Exercise instructions.
Write out every line of the records below word for word. Leave out the pictures.

Supplied entries.
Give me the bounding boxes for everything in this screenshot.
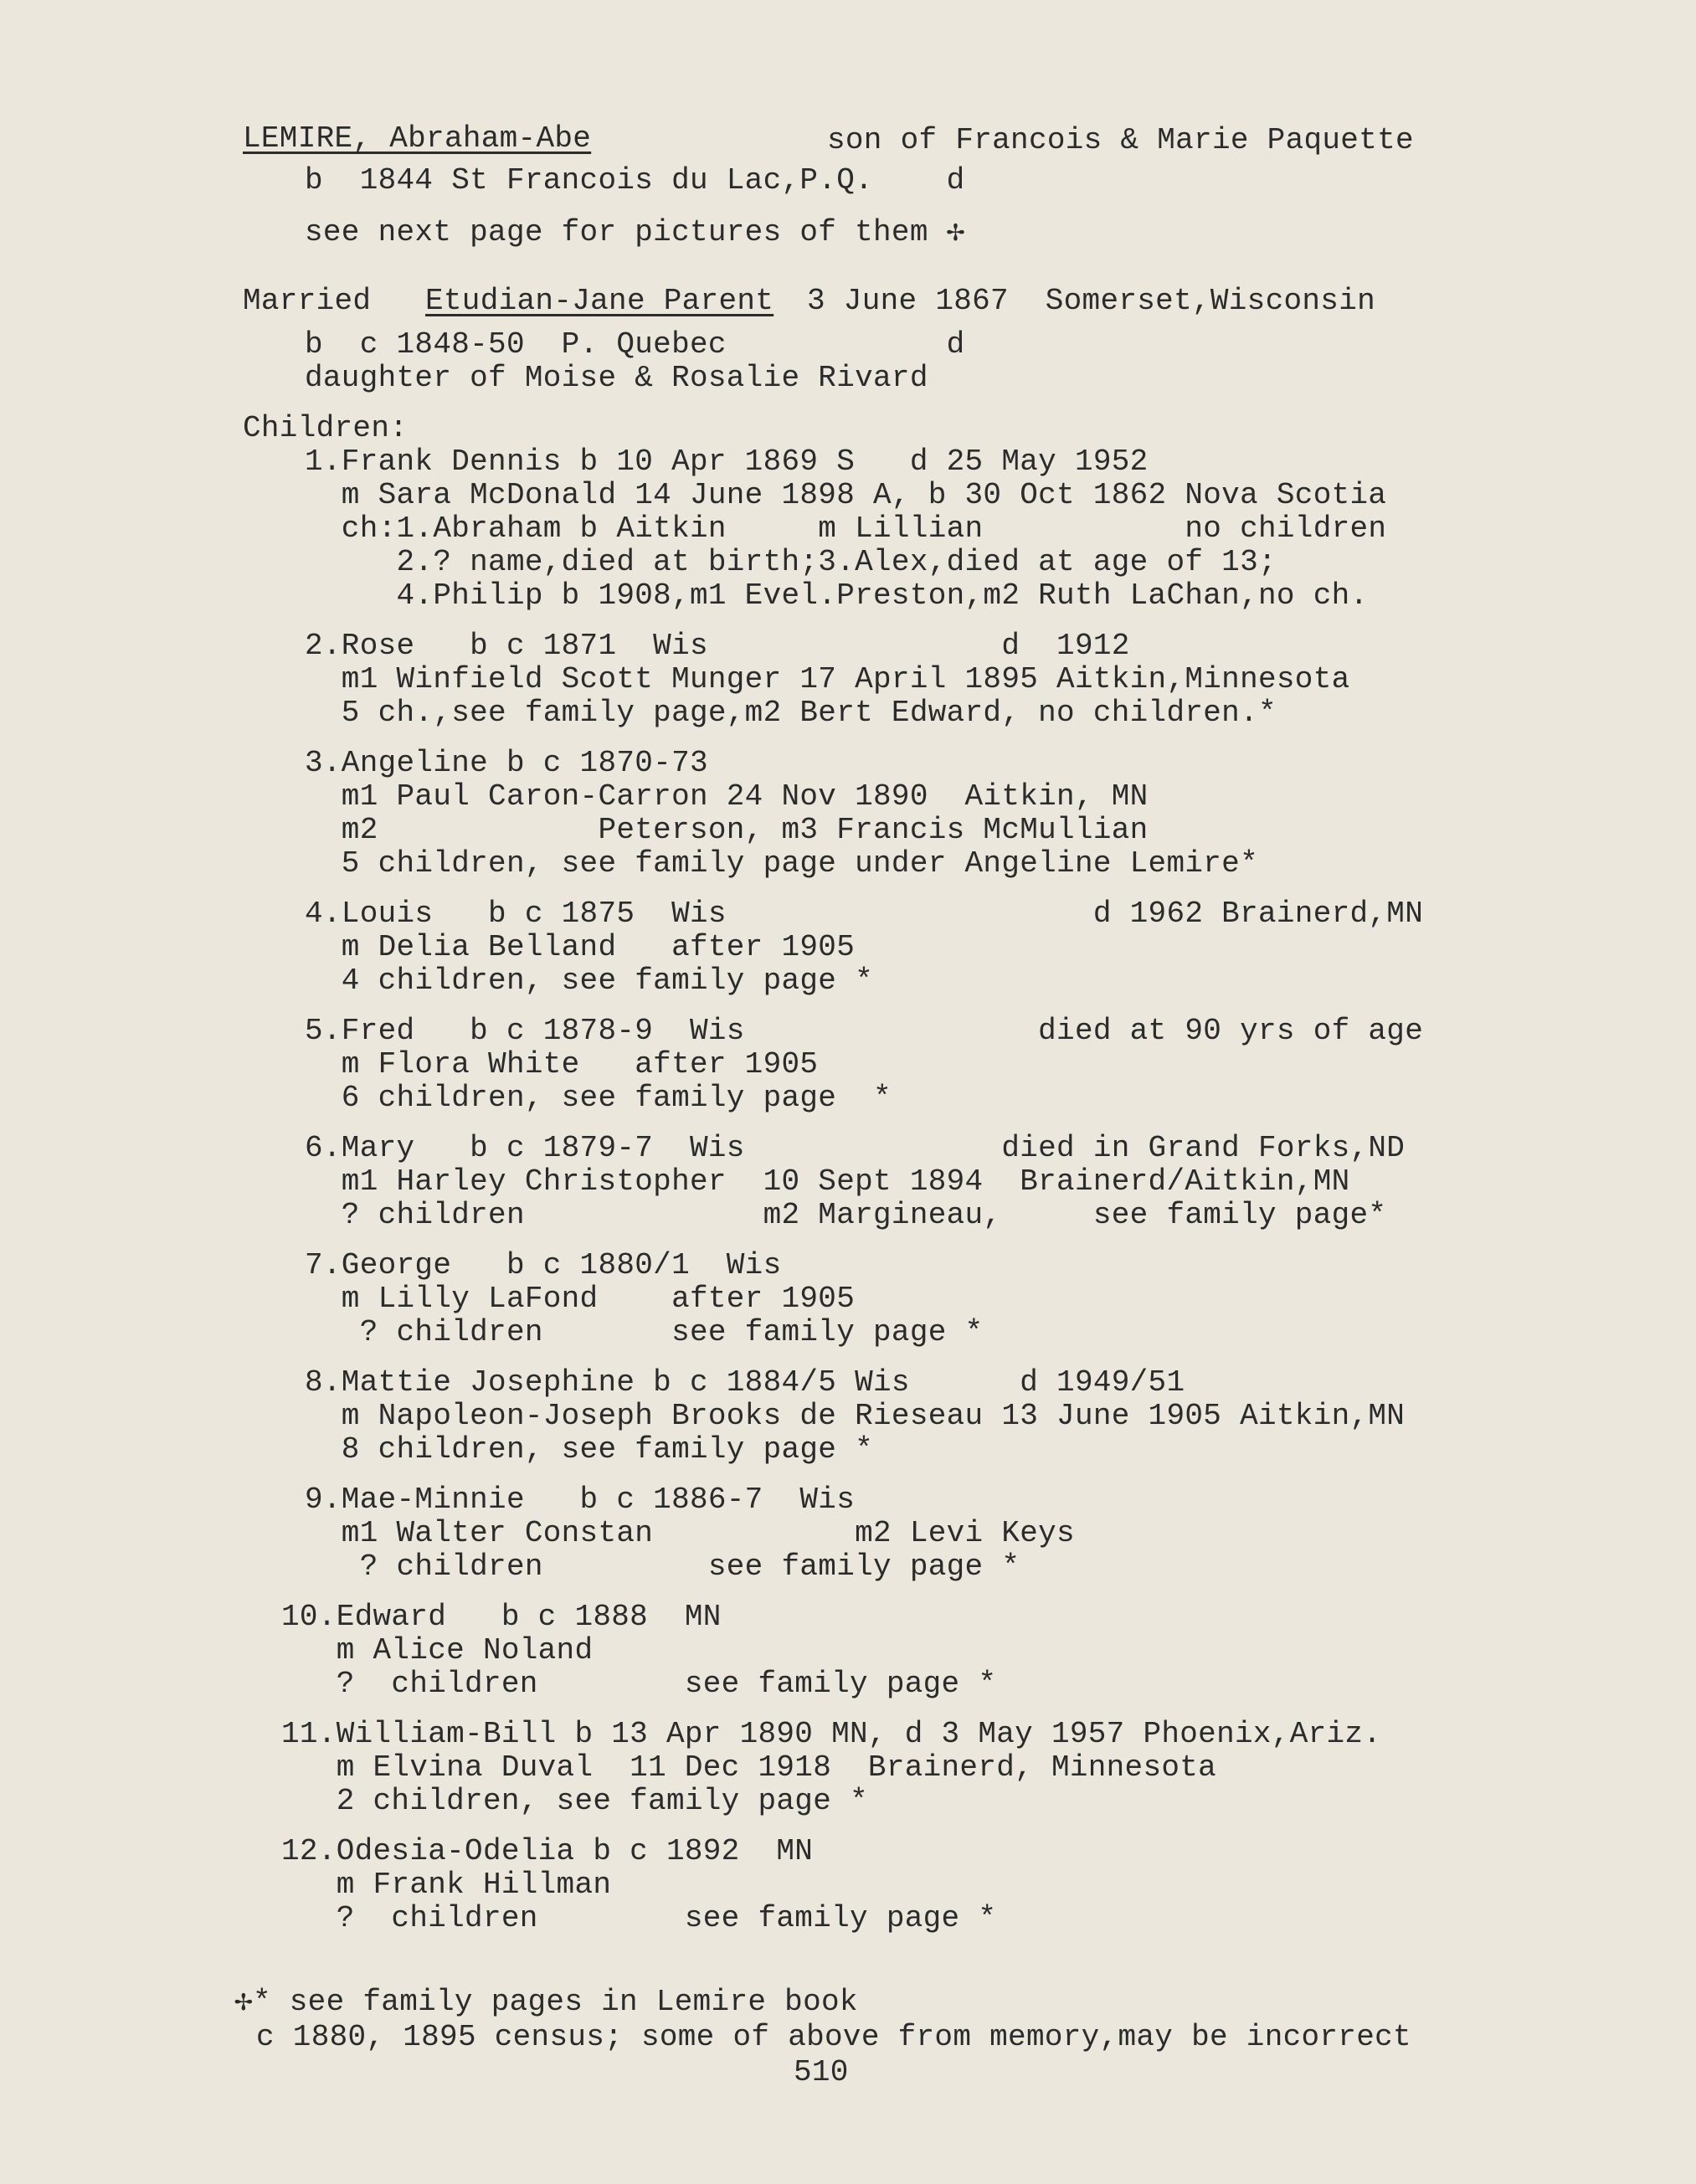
child-line: ? children see family page * bbox=[281, 1901, 997, 1935]
child-line: m Alice Noland bbox=[281, 1633, 594, 1668]
child-line: m Napoleon-Joseph Brooks de Rieseau 13 June 1905 Aitkin,MN bbox=[305, 1399, 1406, 1433]
child-line: 4 children, see family page * bbox=[305, 964, 874, 998]
child-line: 8 children, see family page * bbox=[305, 1432, 874, 1467]
person-name: LEMIRE, Abraham-Abe bbox=[243, 121, 592, 156]
child-line: 5.Fred b c 1878-9 Wis died at 90 yrs of age bbox=[305, 1014, 1424, 1048]
child-line: m1 Harley Christopher 10 Sept 1894 Brainerd/Aitkin,MN bbox=[305, 1164, 1350, 1199]
child-line: m Sara McDonald 14 June 1898 A, b 30 Oct 1862 Nova Scotia bbox=[305, 478, 1387, 512]
child-line: 3.Angeline b c 1870-73 bbox=[305, 746, 708, 780]
marriage-details: 3 June 1867 Somerset,Wisconsin bbox=[807, 284, 1376, 318]
child-line: m Frank Hillman bbox=[281, 1868, 612, 1902]
child-line: 4.Philip b 1908,m1 Evel.Preston,m2 Ruth LaChan,no ch. bbox=[305, 578, 1369, 613]
spouse-birth: b c 1848-50 P. Quebec d bbox=[305, 327, 965, 362]
child-line: 4.Louis b c 1875 Wis d 1962 Brainerd,MN bbox=[305, 897, 1424, 931]
child-line: 2.? name,died at birth;3.Alex,died at age of 13; bbox=[305, 545, 1277, 579]
child-line: m1 Walter Constan m2 Levi Keys bbox=[305, 1516, 1075, 1550]
child-line: 6 children, see family page * bbox=[305, 1081, 892, 1115]
child-line: 8.Mattie Josephine b c 1884/5 Wis d 1949/51 bbox=[305, 1365, 1185, 1400]
spouse-name: Etudian-Jane Parent bbox=[425, 284, 774, 318]
person-parents: son of Francois & Marie Paquette bbox=[827, 123, 1414, 157]
child-line: 2 children, see family page * bbox=[281, 1784, 868, 1818]
spouse-parents: daughter of Moise & Rosalie Rivard bbox=[305, 361, 928, 395]
child-line: 5 ch.,see family page,m2 Bert Edward, no children.* bbox=[305, 696, 1277, 730]
footer-note-census: c 1880, 1895 census; some of above from memory,may be incorrect bbox=[256, 2020, 1411, 2054]
pictures-note: see next page for pictures of them ✢ bbox=[305, 215, 965, 249]
child-line: ? children see family page * bbox=[305, 1549, 1020, 1584]
child-line: 9.Mae-Minnie b c 1886-7 Wis bbox=[305, 1483, 856, 1517]
child-line: 6.Mary b c 1879-7 Wis died in Grand Forks,ND bbox=[305, 1131, 1406, 1165]
child-line: m1 Winfield Scott Munger 17 April 1895 Aitkin,Minnesota bbox=[305, 662, 1350, 696]
page-number: 510 bbox=[794, 2055, 849, 2089]
child-line: 5 children, see family page under Angeline Lemire* bbox=[305, 846, 1258, 881]
child-line: ch:1.Abraham b Aitkin m Lillian no children bbox=[305, 511, 1387, 546]
child-line: 10.Edward b c 1888 MN bbox=[281, 1600, 722, 1634]
child-line: m2 Peterson, m3 Francis McMullian bbox=[305, 813, 1149, 847]
child-line: 2.Rose b c 1871 Wis d 1912 bbox=[305, 629, 1130, 663]
child-line: m1 Paul Caron-Carron 24 Nov 1890 Aitkin, MN bbox=[305, 779, 1149, 814]
child-line: 7.George b c 1880/1 Wis bbox=[305, 1248, 782, 1282]
child-line: m Lilly LaFond after 1905 bbox=[305, 1282, 856, 1316]
person-birth: b 1844 St Francois du Lac,P.Q. d bbox=[305, 163, 965, 198]
child-line: m Flora White after 1905 bbox=[305, 1047, 819, 1082]
child-line: 12.Odesia-Odelia b c 1892 MN bbox=[281, 1834, 814, 1868]
child-line: ? children m2 Margineau, see family page* bbox=[305, 1198, 1387, 1232]
child-line: ? children see family page * bbox=[281, 1667, 997, 1701]
child-line: 1.Frank Dennis b 10 Apr 1869 S d 25 May 1952 bbox=[305, 445, 1149, 479]
child-line: m Elvina Duval 11 Dec 1918 Brainerd, Minnesota bbox=[281, 1750, 1217, 1785]
child-line: m Delia Belland after 1905 bbox=[305, 930, 856, 964]
child-line: 11.William-Bill b 13 Apr 1890 MN, d 3 May 1957 Phoenix,Ariz. bbox=[281, 1717, 1382, 1751]
child-line: ? children see family page * bbox=[305, 1315, 984, 1349]
married-label: Married bbox=[243, 284, 372, 318]
footer-note-family-pages: ✢* see family pages in Lemire book bbox=[234, 1985, 858, 2019]
children-heading: Children: bbox=[243, 411, 409, 445]
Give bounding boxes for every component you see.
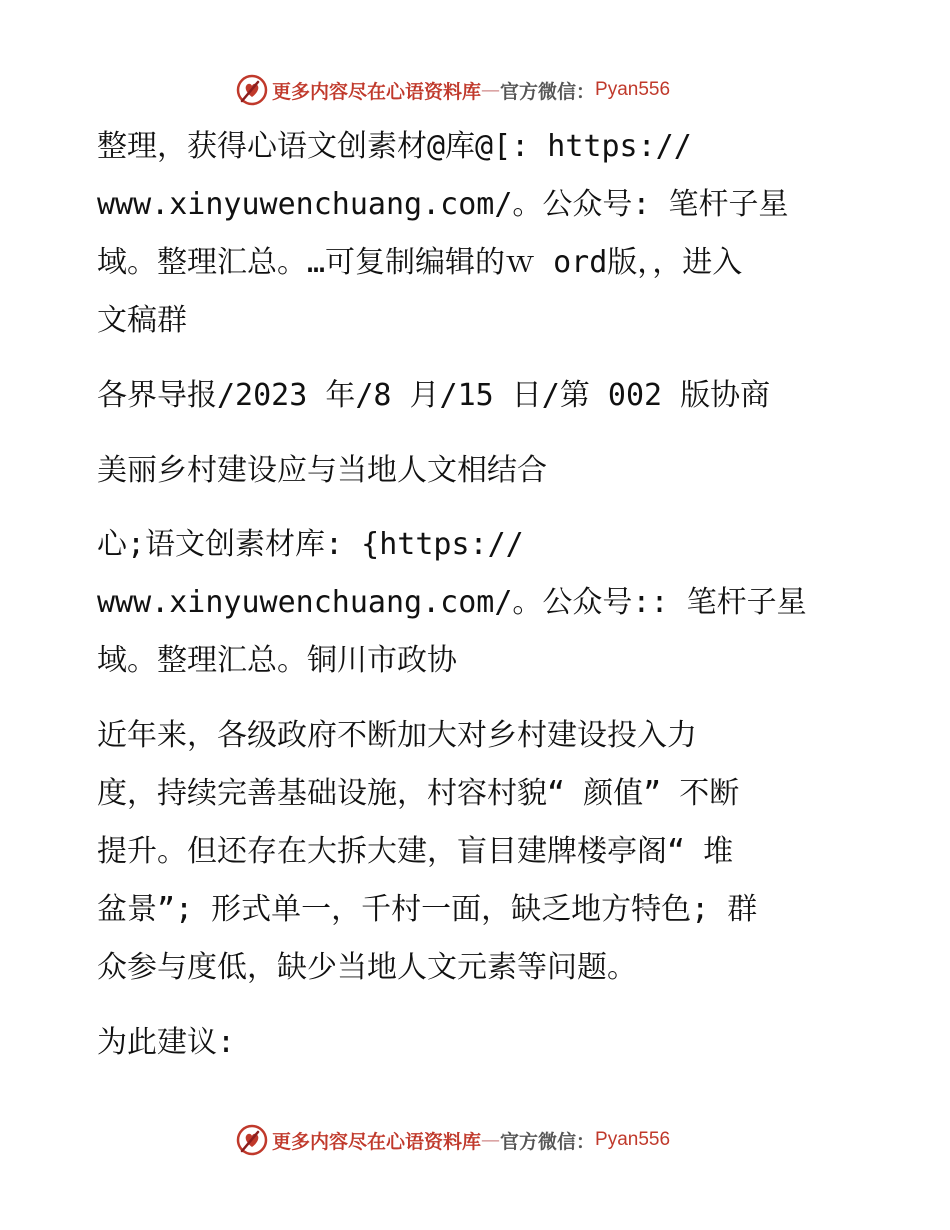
banner-main-text: 更多内容尽在心语资料库 bbox=[272, 80, 482, 103]
article-title: 美丽乡村建设应与当地人文相结合 bbox=[97, 453, 547, 488]
body-line: 域。整理汇总。…可复制编辑的ｗ ord版，，进入 bbox=[97, 245, 743, 280]
body-line: www.xinyuwenchuang.com/。公众号: 笔杆子星 bbox=[97, 187, 789, 222]
header-banner bbox=[236, 72, 670, 108]
body-line: 众参与度低，缺少当地人文元素等问题。 bbox=[97, 950, 637, 985]
banner-main-text: 更多内容尽在心语资料库 bbox=[272, 1130, 482, 1153]
body-line: 提升。但还存在大拆大建，盲目建牌楼亭阁“ 堆 bbox=[97, 834, 734, 869]
body-line: 整理，获得心语文创素材@库@[: https:// bbox=[97, 129, 692, 164]
heart-pen-logo-icon bbox=[236, 1124, 268, 1156]
banner-separator: — bbox=[481, 79, 501, 101]
banner-official-label: 官方微信： bbox=[500, 1130, 596, 1153]
banner-wechat-id: Pyan556 bbox=[595, 79, 671, 100]
source-line: 各界导报/2023 年/8 月/15 日/第 002 版协商 bbox=[97, 378, 771, 413]
body-line: 心;语文创素材库: {https:// bbox=[97, 527, 524, 562]
banner-separator: — bbox=[481, 1129, 501, 1151]
footer-banner bbox=[236, 1122, 670, 1158]
body-line: 近年来，各级政府不断加大对乡村建设投入力 bbox=[97, 718, 697, 753]
banner-wechat-id: Pyan556 bbox=[595, 1129, 671, 1150]
body-line: 域。整理汇总。铜川市政协 bbox=[97, 643, 457, 678]
banner-official-label: 官方微信： bbox=[500, 80, 596, 103]
heart-pen-logo-icon bbox=[236, 74, 268, 106]
body-line: 文稿群 bbox=[97, 303, 187, 338]
body-line: 度，持续完善基础设施，村容村貌“ 颜值” 不断 bbox=[97, 776, 740, 811]
body-line: www.xinyuwenchuang.com/。公众号:: 笔杆子星 bbox=[97, 585, 807, 620]
body-line: 为此建议: bbox=[97, 1025, 236, 1060]
body-line: 盆景”; 形式单一，千村一面，缺乏地方特色; 群 bbox=[97, 892, 758, 927]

Right answer.
Give me the bounding boxes for everything in this screenshot.
child-line: ? children see family page * bbox=[281, 1901, 997, 1935]
child-line: m Alice Noland bbox=[281, 1633, 594, 1668]
child-line: m Napoleon-Joseph Brooks de Rieseau 13 June 1905 Aitkin,MN bbox=[305, 1399, 1406, 1433]
child-line: 4 children, see family page * bbox=[305, 964, 874, 998]
child-line: 8 children, see family page * bbox=[305, 1432, 874, 1467]
person-name: LEMIRE, Abraham-Abe bbox=[243, 121, 592, 156]
child-line: 5.Fred b c 1878-9 Wis died at 90 yrs of age bbox=[305, 1014, 1424, 1048]
child-line: m1 Harley Christopher 10 Sept 1894 Brainerd/Aitkin,MN bbox=[305, 1164, 1350, 1199]
child-line: m Sara McDonald 14 June 1898 A, b 30 Oct 1862 Nova Scotia bbox=[305, 478, 1387, 512]
child-line: 3.Angeline b c 1870-73 bbox=[305, 746, 708, 780]
marriage-details: 3 June 1867 Somerset,Wisconsin bbox=[807, 284, 1376, 318]
child-line: m Frank Hillman bbox=[281, 1868, 612, 1902]
child-line: 4.Philip b 1908,m1 Evel.Preston,m2 Ruth LaChan,no ch. bbox=[305, 578, 1369, 613]
spouse-birth: b c 1848-50 P. Quebec d bbox=[305, 327, 965, 362]
child-line: 4.Louis b c 1875 Wis d 1962 Brainerd,MN bbox=[305, 897, 1424, 931]
child-line: 2.? name,died at birth;3.Alex,died at age of 13; bbox=[305, 545, 1277, 579]
child-line: m1 Walter Constan m2 Levi Keys bbox=[305, 1516, 1075, 1550]
child-line: 6 children, see family page * bbox=[305, 1081, 892, 1115]
child-line: 8.Mattie Josephine b c 1884/5 Wis d 1949/51 bbox=[305, 1365, 1185, 1400]
spouse-name: Etudian-Jane Parent bbox=[425, 284, 774, 318]
person-parents: son of Francois & Marie Paquette bbox=[827, 123, 1414, 157]
child-line: 2 children, see family page * bbox=[281, 1784, 868, 1818]
spouse-parents: daughter of Moise & Rosalie Rivard bbox=[305, 361, 928, 395]
child-line: 5 ch.,see family page,m2 Bert Edward, no children.* bbox=[305, 696, 1277, 730]
footer-note-census: c 1880, 1895 census; some of above from memory,may be incorrect bbox=[256, 2020, 1411, 2054]
pictures-note: see next page for pictures of them ✢ bbox=[305, 215, 965, 249]
child-line: ? children see family page * bbox=[305, 1549, 1020, 1584]
child-line: 9.Mae-Minnie b c 1886-7 Wis bbox=[305, 1483, 856, 1517]
child-line: 6.Mary b c 1879-7 Wis died in Grand Forks,ND bbox=[305, 1131, 1406, 1165]
child-line: m1 Winfield Scott Munger 17 April 1895 Aitkin,Minnesota bbox=[305, 662, 1350, 696]
page-number: 510 bbox=[794, 2055, 849, 2089]
child-line: 5 children, see family page under Angeline Lemire* bbox=[305, 846, 1258, 881]
child-line: ch:1.Abraham b Aitkin m Lillian no children bbox=[305, 511, 1387, 546]
child-line: 10.Edward b c 1888 MN bbox=[281, 1600, 722, 1634]
child-line: m2 Peterson, m3 Francis McMullian bbox=[305, 813, 1149, 847]
child-line: 2.Rose b c 1871 Wis d 1912 bbox=[305, 629, 1130, 663]
child-line: m1 Paul Caron-Carron 24 Nov 1890 Aitkin, MN bbox=[305, 779, 1149, 814]
child-line: 7.George b c 1880/1 Wis bbox=[305, 1248, 782, 1282]
child-line: m Lilly LaFond after 1905 bbox=[305, 1282, 856, 1316]
person-birth: b 1844 St Francois du Lac,P.Q. d bbox=[305, 163, 965, 198]
child-line: m Flora White after 1905 bbox=[305, 1047, 819, 1082]
child-line: 12.Odesia-Odelia b c 1892 MN bbox=[281, 1834, 814, 1868]
child-line: ? children m2 Margineau, see family page* bbox=[305, 1198, 1387, 1232]
child-line: ? children see family page * bbox=[281, 1667, 997, 1701]
child-line: 1.Frank Dennis b 10 Apr 1869 S d 25 May 1952 bbox=[305, 445, 1149, 479]
child-line: m Elvina Duval 11 Dec 1918 Brainerd, Minnesota bbox=[281, 1750, 1217, 1785]
child-line: m Delia Belland after 1905 bbox=[305, 930, 856, 964]
child-line: 11.William-Bill b 13 Apr 1890 MN, d 3 May 1957 Phoenix,Ariz. bbox=[281, 1717, 1382, 1751]
child-line: ? children see family page * bbox=[305, 1315, 984, 1349]
married-label: Married bbox=[243, 284, 372, 318]
footer-note-family-pages: ✢* see family pages in Lemire book bbox=[234, 1985, 858, 2019]
children-heading: Children: bbox=[243, 411, 409, 445]
Give bounding boxes for every component you see.
banner-main-text: 更多内容尽在心语资料库 bbox=[272, 80, 482, 103]
article-title: 美丽乡村建设应与当地人文相结合 bbox=[97, 453, 547, 488]
body-line: 域。整理汇总。…可复制编辑的ｗ ord版，，进入 bbox=[97, 245, 743, 280]
body-line: www.xinyuwenchuang.com/。公众号: 笔杆子星 bbox=[97, 187, 789, 222]
header-banner bbox=[236, 72, 670, 108]
body-line: 众参与度低，缺少当地人文元素等问题。 bbox=[97, 950, 637, 985]
banner-main-text: 更多内容尽在心语资料库 bbox=[272, 1130, 482, 1153]
body-line: 提升。但还存在大拆大建，盲目建牌楼亭阁“ 堆 bbox=[97, 834, 734, 869]
body-line: 整理，获得心语文创素材@库@[: https:// bbox=[97, 129, 692, 164]
heart-pen-logo-icon bbox=[236, 1124, 268, 1156]
banner-separator: — bbox=[481, 79, 501, 101]
banner-official-label: 官方微信： bbox=[500, 1130, 596, 1153]
banner-wechat-id: Pyan556 bbox=[595, 79, 671, 100]
source-line: 各界导报/2023 年/8 月/15 日/第 002 版协商 bbox=[97, 378, 771, 413]
body-line: 心;语文创素材库: {https:// bbox=[97, 527, 524, 562]
banner-separator: — bbox=[481, 1129, 501, 1151]
footer-banner bbox=[236, 1122, 670, 1158]
body-line: 近年来，各级政府不断加大对乡村建设投入力 bbox=[97, 718, 697, 753]
banner-wechat-id: Pyan556 bbox=[595, 1129, 671, 1150]
body-line: 域。整理汇总。铜川市政协 bbox=[97, 643, 457, 678]
banner-official-label: 官方微信： bbox=[500, 80, 596, 103]
heart-pen-logo-icon bbox=[236, 74, 268, 106]
body-line: 文稿群 bbox=[97, 303, 187, 338]
body-line: 度，持续完善基础设施，村容村貌“ 颜值” 不断 bbox=[97, 776, 740, 811]
body-line: www.xinyuwenchuang.com/。公众号:: 笔杆子星 bbox=[97, 585, 807, 620]
body-line: 为此建议: bbox=[97, 1025, 236, 1060]
body-line: 盆景”; 形式单一，千村一面，缺乏地方特色; 群 bbox=[97, 892, 758, 927]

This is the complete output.